--- Start of TASK MATERIAL ---

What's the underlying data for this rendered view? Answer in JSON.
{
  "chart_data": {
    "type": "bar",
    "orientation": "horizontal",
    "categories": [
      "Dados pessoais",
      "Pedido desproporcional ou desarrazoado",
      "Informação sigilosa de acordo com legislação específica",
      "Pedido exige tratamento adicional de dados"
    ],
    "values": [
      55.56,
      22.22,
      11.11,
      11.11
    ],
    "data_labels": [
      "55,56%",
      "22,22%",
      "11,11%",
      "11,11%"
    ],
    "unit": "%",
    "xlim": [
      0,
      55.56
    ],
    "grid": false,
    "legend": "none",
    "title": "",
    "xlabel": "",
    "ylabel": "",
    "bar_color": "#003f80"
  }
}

--- End of TASK MATERIAL ---

WHAT THE EXERCISE ASKS |
Reproduce all data above, unchanged.

THE RESULT |
What's the underlying data for this rendered view? Answer in JSON.
{
  "chart_data": {
    "type": "bar",
    "orientation": "horizontal",
    "categories": [
      "Dados pessoais",
      "Pedido desproporcional ou desarrazoado",
      "Informação sigilosa de acordo com legislação específica",
      "Pedido exige tratamento adicional de dados"
    ],
    "values": [
      55.56,
      22.22,
      11.11,
      11.11
    ],
    "data_labels": [
      "55,56%",
      "22,22%",
      "11,11%",
      "11,11%"
    ],
    "unit": "%",
    "xlim": [
      0,
      55.56
    ],
    "grid": false,
    "legend": "none",
    "title": "",
    "xlabel": "",
    "ylabel": "",
    "bar_color": "#003f80"
  }
}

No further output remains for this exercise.